:: AIM ::
Nothing may be dropped or altered: reproduce all the data.

Dataset entries
━━━
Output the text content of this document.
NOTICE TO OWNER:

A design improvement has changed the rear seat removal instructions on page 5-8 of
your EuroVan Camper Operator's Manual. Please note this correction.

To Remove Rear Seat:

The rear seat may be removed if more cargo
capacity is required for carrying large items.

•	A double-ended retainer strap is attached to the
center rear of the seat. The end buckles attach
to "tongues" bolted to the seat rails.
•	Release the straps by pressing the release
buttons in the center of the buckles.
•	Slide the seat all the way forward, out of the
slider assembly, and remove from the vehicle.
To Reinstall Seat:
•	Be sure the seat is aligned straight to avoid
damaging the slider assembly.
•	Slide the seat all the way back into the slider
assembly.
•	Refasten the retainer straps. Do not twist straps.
━━━
:: OUTPUT ::
Output the text content of this document.
NOTICE TO OWNER:

A design improvement has changed the rear seat removal instructions on page 5-8 of
your EuroVan Camper Operator's Manual. Please note this correction.

To Remove Rear Seat:

The rear seat may be removed if more cargo
capacity is required for carrying large items.

•	A double-ended retainer strap is attached to the
center rear of the seat. The end buckles attach
to "tongues" bolted to the seat rails.
•	Release the straps by pressing the release
buttons in the center of the buckles.
•	Slide the seat all the way forward, out of the
slider assembly, and remove from the vehicle.
To Reinstall Seat:
•	Be sure the seat is aligned straight to avoid
damaging the slider assembly.
•	Slide the seat all the way back into the slider
assembly.
•	Refasten the retainer straps. Do not twist straps.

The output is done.